● **Written problem**:
Transcribe all the records exactly and omit any images they hold.

● **Stored data entries**:

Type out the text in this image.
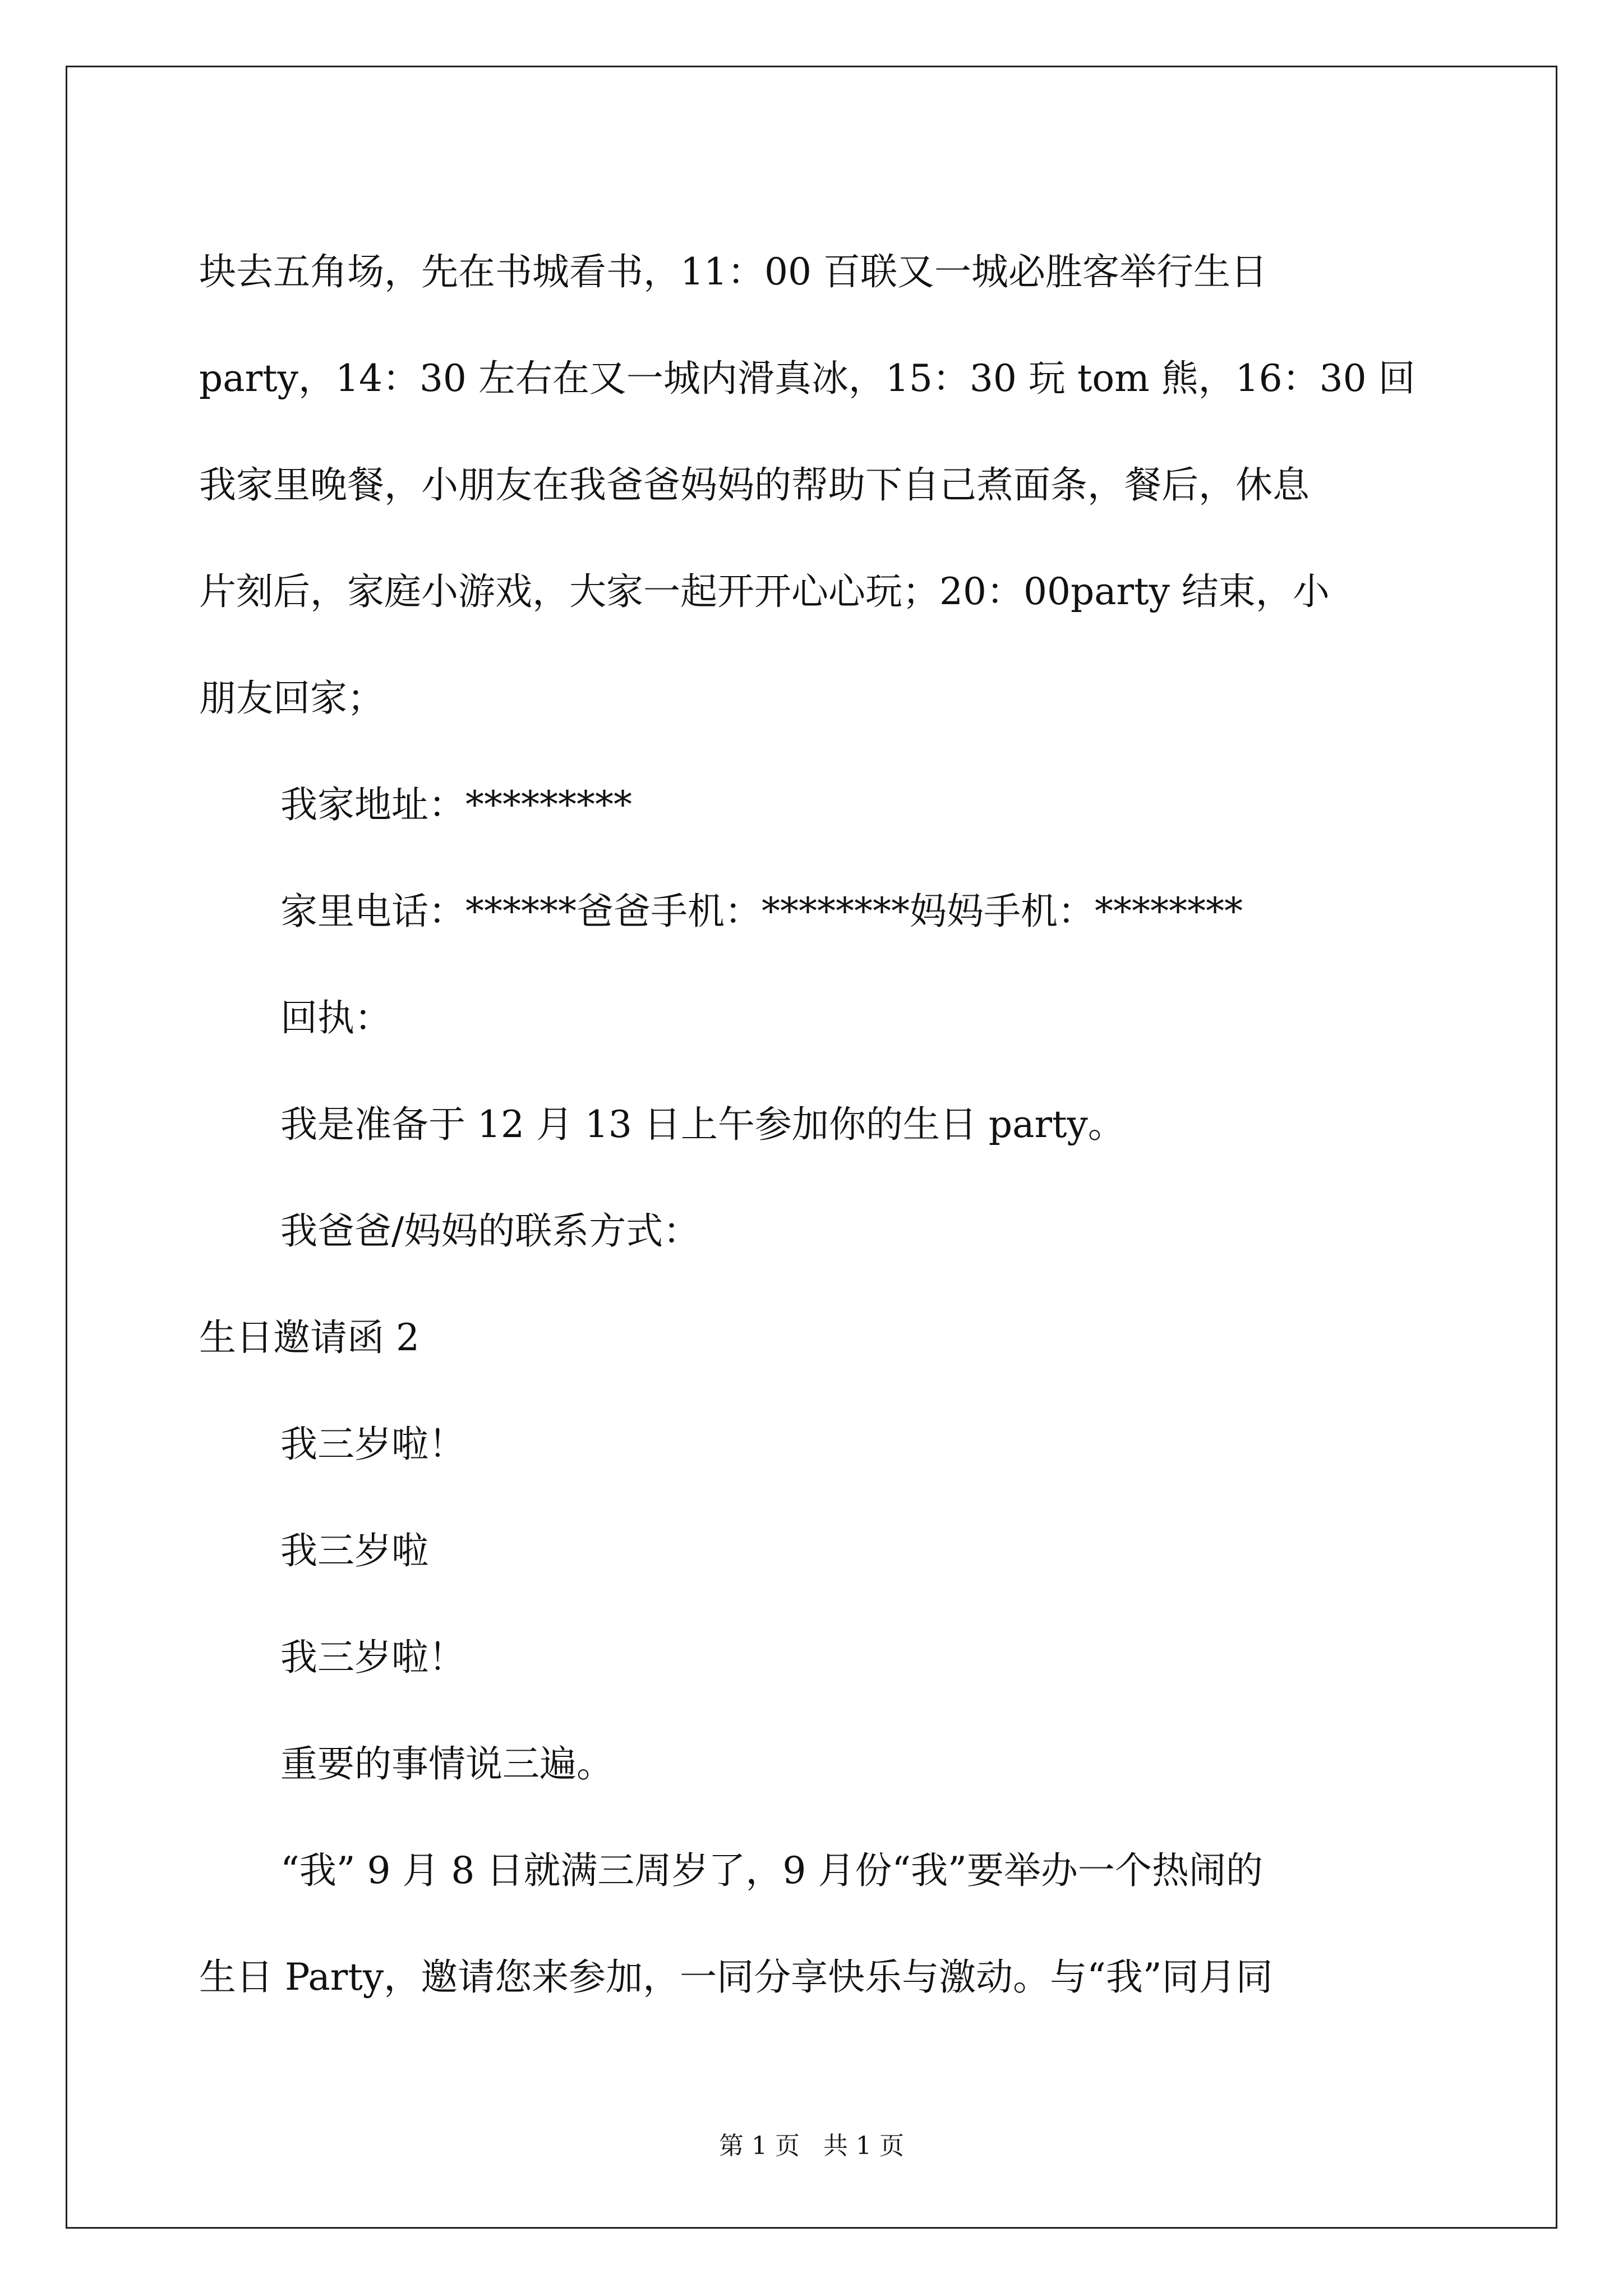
块去五角场，先在书城看书，11：00 百联又一城必胜客举行生日
party，14：30 左右在又一城内滑真冰，15：30 玩 tom 熊，16：30 回
我家里晚餐，小朋友在我爸爸妈妈的帮助下自己煮面条，餐后，休息
片刻后，家庭小游戏，大家一起开开心心玩；20：00party 结束，小
朋友回家；
我家地址：*********
家里电话：******爸爸手机：********妈妈手机：********
回执：
我是准备于 12 月 13 日上午参加你的生日 party。
我爸爸/妈妈的联系方式：
生日邀请函 2
我三岁啦！
我三岁啦
我三岁啦！
重要的事情说三遍。
“我” 9 月 8 日就满三周岁了，9 月份“我”要举办一个热闹的
生日 Party，邀请您来参加，一同分享快乐与激动。与“我”同月同
第 1 页   共 1 页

● **Result of this task**:
Type out the text in this image.
块去五角场，先在书城看书，11：00 百联又一城必胜客举行生日
party，14：30 左右在又一城内滑真冰，15：30 玩 tom 熊，16：30 回
我家里晚餐，小朋友在我爸爸妈妈的帮助下自己煮面条，餐后，休息
片刻后，家庭小游戏，大家一起开开心心玩；20：00party 结束，小
朋友回家；
我家地址：*********
家里电话：******爸爸手机：********妈妈手机：********
回执：
我是准备于 12 月 13 日上午参加你的生日 party。
我爸爸/妈妈的联系方式：
生日邀请函 2
我三岁啦！
我三岁啦
我三岁啦！
重要的事情说三遍。
“我” 9 月 8 日就满三周岁了，9 月份“我”要举办一个热闹的
生日 Party，邀请您来参加，一同分享快乐与激动。与“我”同月同
第 1 页   共 1 页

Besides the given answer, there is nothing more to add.